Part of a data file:
┏━━

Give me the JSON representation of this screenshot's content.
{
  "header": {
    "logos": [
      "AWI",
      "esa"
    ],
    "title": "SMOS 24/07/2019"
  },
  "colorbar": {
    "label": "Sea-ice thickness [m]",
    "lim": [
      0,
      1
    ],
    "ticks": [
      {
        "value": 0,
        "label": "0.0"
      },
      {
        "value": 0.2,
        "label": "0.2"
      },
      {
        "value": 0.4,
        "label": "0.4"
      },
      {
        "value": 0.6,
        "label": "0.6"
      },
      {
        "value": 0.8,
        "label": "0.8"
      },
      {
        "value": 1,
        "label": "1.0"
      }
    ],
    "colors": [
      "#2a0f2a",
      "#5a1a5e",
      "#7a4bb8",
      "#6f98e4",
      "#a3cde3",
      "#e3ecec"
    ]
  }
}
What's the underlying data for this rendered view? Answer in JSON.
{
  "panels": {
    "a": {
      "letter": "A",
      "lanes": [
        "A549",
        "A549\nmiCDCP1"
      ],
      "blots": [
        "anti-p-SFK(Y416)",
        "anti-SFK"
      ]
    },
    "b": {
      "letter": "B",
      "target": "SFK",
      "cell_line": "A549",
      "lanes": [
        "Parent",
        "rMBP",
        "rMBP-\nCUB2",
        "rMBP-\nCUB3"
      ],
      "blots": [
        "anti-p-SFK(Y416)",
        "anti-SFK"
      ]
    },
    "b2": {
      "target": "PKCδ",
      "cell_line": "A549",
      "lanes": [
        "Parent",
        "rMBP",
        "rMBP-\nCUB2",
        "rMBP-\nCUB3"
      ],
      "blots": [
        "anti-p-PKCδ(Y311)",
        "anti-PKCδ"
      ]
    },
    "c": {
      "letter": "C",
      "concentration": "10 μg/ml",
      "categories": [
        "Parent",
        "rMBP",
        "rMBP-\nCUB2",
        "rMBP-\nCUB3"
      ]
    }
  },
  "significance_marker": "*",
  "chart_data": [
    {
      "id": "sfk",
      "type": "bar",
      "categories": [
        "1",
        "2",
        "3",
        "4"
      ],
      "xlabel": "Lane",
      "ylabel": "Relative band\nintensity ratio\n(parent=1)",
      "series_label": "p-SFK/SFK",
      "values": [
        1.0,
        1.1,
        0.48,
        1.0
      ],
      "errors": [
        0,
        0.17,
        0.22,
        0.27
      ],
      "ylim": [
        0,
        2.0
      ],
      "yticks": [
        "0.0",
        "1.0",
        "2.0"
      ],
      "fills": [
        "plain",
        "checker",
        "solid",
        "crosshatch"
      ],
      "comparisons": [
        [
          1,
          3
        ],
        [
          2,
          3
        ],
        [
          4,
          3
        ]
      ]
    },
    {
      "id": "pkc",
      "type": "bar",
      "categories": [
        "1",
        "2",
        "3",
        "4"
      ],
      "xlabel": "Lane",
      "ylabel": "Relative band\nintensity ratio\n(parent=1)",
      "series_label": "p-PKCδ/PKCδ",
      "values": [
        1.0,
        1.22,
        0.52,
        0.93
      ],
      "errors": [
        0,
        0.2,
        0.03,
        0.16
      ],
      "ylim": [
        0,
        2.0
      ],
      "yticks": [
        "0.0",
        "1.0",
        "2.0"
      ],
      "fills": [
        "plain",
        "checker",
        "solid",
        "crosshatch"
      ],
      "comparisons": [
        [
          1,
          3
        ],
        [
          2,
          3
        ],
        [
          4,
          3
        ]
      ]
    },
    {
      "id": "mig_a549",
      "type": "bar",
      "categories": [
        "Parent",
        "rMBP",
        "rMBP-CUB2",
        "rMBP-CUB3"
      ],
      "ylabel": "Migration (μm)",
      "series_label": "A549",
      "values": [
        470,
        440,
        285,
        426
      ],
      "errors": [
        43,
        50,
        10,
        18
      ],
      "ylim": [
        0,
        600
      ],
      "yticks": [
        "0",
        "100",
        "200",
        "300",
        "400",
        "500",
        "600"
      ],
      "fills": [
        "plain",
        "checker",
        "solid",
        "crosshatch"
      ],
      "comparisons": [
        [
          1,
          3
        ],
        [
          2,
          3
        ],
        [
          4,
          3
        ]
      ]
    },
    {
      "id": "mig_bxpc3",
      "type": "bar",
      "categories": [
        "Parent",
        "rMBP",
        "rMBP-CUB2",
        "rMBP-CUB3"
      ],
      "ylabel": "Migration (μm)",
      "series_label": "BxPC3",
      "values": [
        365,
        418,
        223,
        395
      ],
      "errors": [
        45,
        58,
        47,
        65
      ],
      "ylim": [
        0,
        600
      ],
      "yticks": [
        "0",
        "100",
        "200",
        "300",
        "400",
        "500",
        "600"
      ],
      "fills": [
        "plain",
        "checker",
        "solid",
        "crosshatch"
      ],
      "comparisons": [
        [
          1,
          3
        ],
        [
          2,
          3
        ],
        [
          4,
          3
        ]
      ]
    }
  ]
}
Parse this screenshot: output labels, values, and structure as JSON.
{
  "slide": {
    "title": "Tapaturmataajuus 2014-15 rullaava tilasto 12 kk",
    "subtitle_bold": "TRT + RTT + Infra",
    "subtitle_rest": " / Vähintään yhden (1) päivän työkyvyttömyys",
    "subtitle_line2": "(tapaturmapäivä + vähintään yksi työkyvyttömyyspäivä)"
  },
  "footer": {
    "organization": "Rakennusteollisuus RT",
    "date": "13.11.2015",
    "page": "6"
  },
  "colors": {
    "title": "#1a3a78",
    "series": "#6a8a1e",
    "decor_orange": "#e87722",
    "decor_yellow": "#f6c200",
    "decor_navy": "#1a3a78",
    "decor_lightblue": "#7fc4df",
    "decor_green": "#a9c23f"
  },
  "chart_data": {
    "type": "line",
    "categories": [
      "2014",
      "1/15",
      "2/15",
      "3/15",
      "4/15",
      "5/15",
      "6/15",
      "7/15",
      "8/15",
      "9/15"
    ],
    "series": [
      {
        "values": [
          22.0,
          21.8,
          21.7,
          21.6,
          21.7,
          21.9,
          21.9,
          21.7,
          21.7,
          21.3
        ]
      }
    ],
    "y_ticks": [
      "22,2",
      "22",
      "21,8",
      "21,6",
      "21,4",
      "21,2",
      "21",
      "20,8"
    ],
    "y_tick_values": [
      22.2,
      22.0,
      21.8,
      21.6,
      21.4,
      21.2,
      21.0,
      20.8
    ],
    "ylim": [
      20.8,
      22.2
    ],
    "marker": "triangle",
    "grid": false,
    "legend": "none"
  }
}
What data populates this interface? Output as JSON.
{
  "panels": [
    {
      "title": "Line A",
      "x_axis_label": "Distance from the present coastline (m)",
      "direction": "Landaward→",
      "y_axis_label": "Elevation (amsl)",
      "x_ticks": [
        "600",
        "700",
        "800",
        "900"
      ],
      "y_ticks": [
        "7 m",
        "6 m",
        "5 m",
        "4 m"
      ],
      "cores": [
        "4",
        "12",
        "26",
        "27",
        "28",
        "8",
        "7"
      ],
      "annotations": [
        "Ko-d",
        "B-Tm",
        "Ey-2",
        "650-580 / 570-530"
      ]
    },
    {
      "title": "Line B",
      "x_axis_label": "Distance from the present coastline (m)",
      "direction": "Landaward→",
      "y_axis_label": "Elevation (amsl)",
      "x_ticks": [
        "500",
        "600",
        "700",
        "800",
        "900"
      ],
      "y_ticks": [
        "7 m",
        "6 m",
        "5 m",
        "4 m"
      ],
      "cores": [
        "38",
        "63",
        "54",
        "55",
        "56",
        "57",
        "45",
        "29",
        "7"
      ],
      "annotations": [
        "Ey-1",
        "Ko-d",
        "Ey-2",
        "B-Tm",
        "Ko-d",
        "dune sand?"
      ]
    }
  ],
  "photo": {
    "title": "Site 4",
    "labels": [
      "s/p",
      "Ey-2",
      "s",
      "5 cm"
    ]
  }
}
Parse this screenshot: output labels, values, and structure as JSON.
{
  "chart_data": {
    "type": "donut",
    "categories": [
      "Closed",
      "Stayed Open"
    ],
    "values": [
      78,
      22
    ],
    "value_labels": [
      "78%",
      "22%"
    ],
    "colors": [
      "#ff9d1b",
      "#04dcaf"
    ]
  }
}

┗━━

- _THE EXERCISE_
Collect the lines that hold "PKCδ".

- _WRITTEN RESPONSE_
      "target": "PKCδ",
        "anti-p-PKCδ(Y311)",
        "anti-PKCδ"
      "series_label": "p-PKCδ/PKCδ",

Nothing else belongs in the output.